# Data for this exercise:

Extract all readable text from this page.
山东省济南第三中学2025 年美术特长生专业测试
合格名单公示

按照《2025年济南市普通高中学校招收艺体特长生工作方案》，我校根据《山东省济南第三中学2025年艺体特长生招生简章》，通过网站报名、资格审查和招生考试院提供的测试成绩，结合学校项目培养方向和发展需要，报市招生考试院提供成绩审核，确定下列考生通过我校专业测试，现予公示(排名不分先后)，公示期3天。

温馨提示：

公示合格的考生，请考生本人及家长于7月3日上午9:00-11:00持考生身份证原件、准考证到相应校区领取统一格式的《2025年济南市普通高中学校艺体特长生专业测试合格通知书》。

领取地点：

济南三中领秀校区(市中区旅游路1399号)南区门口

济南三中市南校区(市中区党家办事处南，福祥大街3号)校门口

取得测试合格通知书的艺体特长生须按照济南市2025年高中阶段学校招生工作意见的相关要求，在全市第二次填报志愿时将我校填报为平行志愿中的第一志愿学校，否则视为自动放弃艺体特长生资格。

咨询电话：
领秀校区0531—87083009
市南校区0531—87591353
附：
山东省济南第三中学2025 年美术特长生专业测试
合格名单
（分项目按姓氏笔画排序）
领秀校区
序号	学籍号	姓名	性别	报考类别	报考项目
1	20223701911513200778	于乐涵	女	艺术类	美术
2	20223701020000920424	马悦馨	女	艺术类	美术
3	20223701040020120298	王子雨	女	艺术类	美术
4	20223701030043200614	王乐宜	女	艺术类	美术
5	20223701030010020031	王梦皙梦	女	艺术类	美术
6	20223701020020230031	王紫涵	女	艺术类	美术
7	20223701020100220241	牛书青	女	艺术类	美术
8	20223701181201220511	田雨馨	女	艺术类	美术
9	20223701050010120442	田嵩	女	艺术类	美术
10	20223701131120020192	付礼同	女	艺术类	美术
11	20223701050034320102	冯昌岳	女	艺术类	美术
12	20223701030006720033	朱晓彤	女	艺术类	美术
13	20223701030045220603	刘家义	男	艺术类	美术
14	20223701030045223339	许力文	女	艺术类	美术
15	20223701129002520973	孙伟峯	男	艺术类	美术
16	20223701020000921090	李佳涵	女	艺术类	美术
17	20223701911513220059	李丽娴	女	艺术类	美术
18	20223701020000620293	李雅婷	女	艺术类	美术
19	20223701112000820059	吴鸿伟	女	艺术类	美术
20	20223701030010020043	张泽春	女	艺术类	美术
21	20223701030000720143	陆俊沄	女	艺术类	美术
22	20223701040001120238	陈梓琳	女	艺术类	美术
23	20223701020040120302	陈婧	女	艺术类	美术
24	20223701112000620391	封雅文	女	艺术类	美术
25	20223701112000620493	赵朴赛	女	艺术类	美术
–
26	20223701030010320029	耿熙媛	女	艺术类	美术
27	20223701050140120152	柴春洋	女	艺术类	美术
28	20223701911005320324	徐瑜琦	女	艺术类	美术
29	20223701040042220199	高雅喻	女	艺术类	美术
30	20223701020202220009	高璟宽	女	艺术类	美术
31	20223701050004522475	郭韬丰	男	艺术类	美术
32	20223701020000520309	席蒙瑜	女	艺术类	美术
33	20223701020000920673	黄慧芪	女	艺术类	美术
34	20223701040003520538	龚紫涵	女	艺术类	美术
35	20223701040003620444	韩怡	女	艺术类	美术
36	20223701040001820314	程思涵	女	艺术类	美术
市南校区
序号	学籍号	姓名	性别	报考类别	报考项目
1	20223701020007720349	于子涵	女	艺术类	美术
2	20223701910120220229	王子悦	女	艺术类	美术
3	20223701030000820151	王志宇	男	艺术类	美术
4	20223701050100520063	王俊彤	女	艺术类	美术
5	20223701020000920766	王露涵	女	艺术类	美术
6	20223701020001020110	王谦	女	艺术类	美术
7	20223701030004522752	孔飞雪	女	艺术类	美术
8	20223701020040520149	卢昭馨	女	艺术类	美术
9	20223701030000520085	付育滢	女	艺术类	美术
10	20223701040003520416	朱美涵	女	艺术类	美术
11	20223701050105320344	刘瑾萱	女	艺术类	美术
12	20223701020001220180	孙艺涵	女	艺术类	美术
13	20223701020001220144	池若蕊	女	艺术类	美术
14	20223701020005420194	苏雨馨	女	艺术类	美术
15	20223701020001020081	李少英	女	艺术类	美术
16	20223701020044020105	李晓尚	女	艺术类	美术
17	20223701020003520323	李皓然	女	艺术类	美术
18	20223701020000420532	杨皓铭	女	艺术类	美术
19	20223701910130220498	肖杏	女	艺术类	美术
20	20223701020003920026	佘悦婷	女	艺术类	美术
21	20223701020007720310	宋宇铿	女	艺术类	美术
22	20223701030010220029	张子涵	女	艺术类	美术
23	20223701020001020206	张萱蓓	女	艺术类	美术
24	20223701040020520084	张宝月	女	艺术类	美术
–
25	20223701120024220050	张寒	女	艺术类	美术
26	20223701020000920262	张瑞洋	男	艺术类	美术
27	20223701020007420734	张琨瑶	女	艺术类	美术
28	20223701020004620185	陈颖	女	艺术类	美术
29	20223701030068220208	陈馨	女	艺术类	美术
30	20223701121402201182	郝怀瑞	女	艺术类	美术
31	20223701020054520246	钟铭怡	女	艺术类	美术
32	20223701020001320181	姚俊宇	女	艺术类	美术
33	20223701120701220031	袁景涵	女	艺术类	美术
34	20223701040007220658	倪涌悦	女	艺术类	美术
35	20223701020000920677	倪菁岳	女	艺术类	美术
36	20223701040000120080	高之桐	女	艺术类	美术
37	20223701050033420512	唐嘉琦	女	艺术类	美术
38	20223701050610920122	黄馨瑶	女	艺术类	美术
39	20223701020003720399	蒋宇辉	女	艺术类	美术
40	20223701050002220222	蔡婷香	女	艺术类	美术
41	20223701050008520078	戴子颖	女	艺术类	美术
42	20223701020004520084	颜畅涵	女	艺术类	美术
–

# Exercise requirements:
Your task is to repeat the data exactly, with nothing left out.

# Output:
Extract all readable text from this page.
山东省济南第三中学2025 年美术特长生专业测试
合格名单公示

按照《2025年济南市普通高中学校招收艺体特长生工作方案》，我校根据《山东省济南第三中学2025年艺体特长生招生简章》，通过网站报名、资格审查和招生考试院提供的测试成绩，结合学校项目培养方向和发展需要，报市招生考试院提供成绩审核，确定下列考生通过我校专业测试，现予公示(排名不分先后)，公示期3天。

温馨提示：

公示合格的考生，请考生本人及家长于7月3日上午9:00-11:00持考生身份证原件、准考证到相应校区领取统一格式的《2025年济南市普通高中学校艺体特长生专业测试合格通知书》。

领取地点：

济南三中领秀校区(市中区旅游路1399号)南区门口

济南三中市南校区(市中区党家办事处南，福祥大街3号)校门口

取得测试合格通知书的艺体特长生须按照济南市2025年高中阶段学校招生工作意见的相关要求，在全市第二次填报志愿时将我校填报为平行志愿中的第一志愿学校，否则视为自动放弃艺体特长生资格。

咨询电话：
领秀校区0531—87083009
市南校区0531—87591353
附：
山东省济南第三中学2025 年美术特长生专业测试
合格名单
（分项目按姓氏笔画排序）
领秀校区
序号	学籍号	姓名	性别	报考类别	报考项目
1	20223701911513200778	于乐涵	女	艺术类	美术
2	20223701020000920424	马悦馨	女	艺术类	美术
3	20223701040020120298	王子雨	女	艺术类	美术
4	20223701030043200614	王乐宜	女	艺术类	美术
5	20223701030010020031	王梦皙梦	女	艺术类	美术
6	20223701020020230031	王紫涵	女	艺术类	美术
7	20223701020100220241	牛书青	女	艺术类	美术
8	20223701181201220511	田雨馨	女	艺术类	美术
9	20223701050010120442	田嵩	女	艺术类	美术
10	20223701131120020192	付礼同	女	艺术类	美术
11	20223701050034320102	冯昌岳	女	艺术类	美术
12	20223701030006720033	朱晓彤	女	艺术类	美术
13	20223701030045220603	刘家义	男	艺术类	美术
14	20223701030045223339	许力文	女	艺术类	美术
15	20223701129002520973	孙伟峯	男	艺术类	美术
16	20223701020000921090	李佳涵	女	艺术类	美术
17	20223701911513220059	李丽娴	女	艺术类	美术
18	20223701020000620293	李雅婷	女	艺术类	美术
19	20223701112000820059	吴鸿伟	女	艺术类	美术
20	20223701030010020043	张泽春	女	艺术类	美术
21	20223701030000720143	陆俊沄	女	艺术类	美术
22	20223701040001120238	陈梓琳	女	艺术类	美术
23	20223701020040120302	陈婧	女	艺术类	美术
24	20223701112000620391	封雅文	女	艺术类	美术
25	20223701112000620493	赵朴赛	女	艺术类	美术
–
26	20223701030010320029	耿熙媛	女	艺术类	美术
27	20223701050140120152	柴春洋	女	艺术类	美术
28	20223701911005320324	徐瑜琦	女	艺术类	美术
29	20223701040042220199	高雅喻	女	艺术类	美术
30	20223701020202220009	高璟宽	女	艺术类	美术
31	20223701050004522475	郭韬丰	男	艺术类	美术
32	20223701020000520309	席蒙瑜	女	艺术类	美术
33	20223701020000920673	黄慧芪	女	艺术类	美术
34	20223701040003520538	龚紫涵	女	艺术类	美术
35	20223701040003620444	韩怡	女	艺术类	美术
36	20223701040001820314	程思涵	女	艺术类	美术
市南校区
序号	学籍号	姓名	性别	报考类别	报考项目
1	20223701020007720349	于子涵	女	艺术类	美术
2	20223701910120220229	王子悦	女	艺术类	美术
3	20223701030000820151	王志宇	男	艺术类	美术
4	20223701050100520063	王俊彤	女	艺术类	美术
5	20223701020000920766	王露涵	女	艺术类	美术
6	20223701020001020110	王谦	女	艺术类	美术
7	20223701030004522752	孔飞雪	女	艺术类	美术
8	20223701020040520149	卢昭馨	女	艺术类	美术
9	20223701030000520085	付育滢	女	艺术类	美术
10	20223701040003520416	朱美涵	女	艺术类	美术
11	20223701050105320344	刘瑾萱	女	艺术类	美术
12	20223701020001220180	孙艺涵	女	艺术类	美术
13	20223701020001220144	池若蕊	女	艺术类	美术
14	20223701020005420194	苏雨馨	女	艺术类	美术
15	20223701020001020081	李少英	女	艺术类	美术
16	20223701020044020105	李晓尚	女	艺术类	美术
17	20223701020003520323	李皓然	女	艺术类	美术
18	20223701020000420532	杨皓铭	女	艺术类	美术
19	20223701910130220498	肖杏	女	艺术类	美术
20	20223701020003920026	佘悦婷	女	艺术类	美术
21	20223701020007720310	宋宇铿	女	艺术类	美术
22	20223701030010220029	张子涵	女	艺术类	美术
23	20223701020001020206	张萱蓓	女	艺术类	美术
24	20223701040020520084	张宝月	女	艺术类	美术
–
25	20223701120024220050	张寒	女	艺术类	美术
26	20223701020000920262	张瑞洋	男	艺术类	美术
27	20223701020007420734	张琨瑶	女	艺术类	美术
28	20223701020004620185	陈颖	女	艺术类	美术
29	20223701030068220208	陈馨	女	艺术类	美术
30	20223701121402201182	郝怀瑞	女	艺术类	美术
31	20223701020054520246	钟铭怡	女	艺术类	美术
32	20223701020001320181	姚俊宇	女	艺术类	美术
33	20223701120701220031	袁景涵	女	艺术类	美术
34	20223701040007220658	倪涌悦	女	艺术类	美术
35	20223701020000920677	倪菁岳	女	艺术类	美术
36	20223701040000120080	高之桐	女	艺术类	美术
37	20223701050033420512	唐嘉琦	女	艺术类	美术
38	20223701050610920122	黄馨瑶	女	艺术类	美术
39	20223701020003720399	蒋宇辉	女	艺术类	美术
40	20223701050002220222	蔡婷香	女	艺术类	美术
41	20223701050008520078	戴子颖	女	艺术类	美术
42	20223701020004520084	颜畅涵	女	艺术类	美术
–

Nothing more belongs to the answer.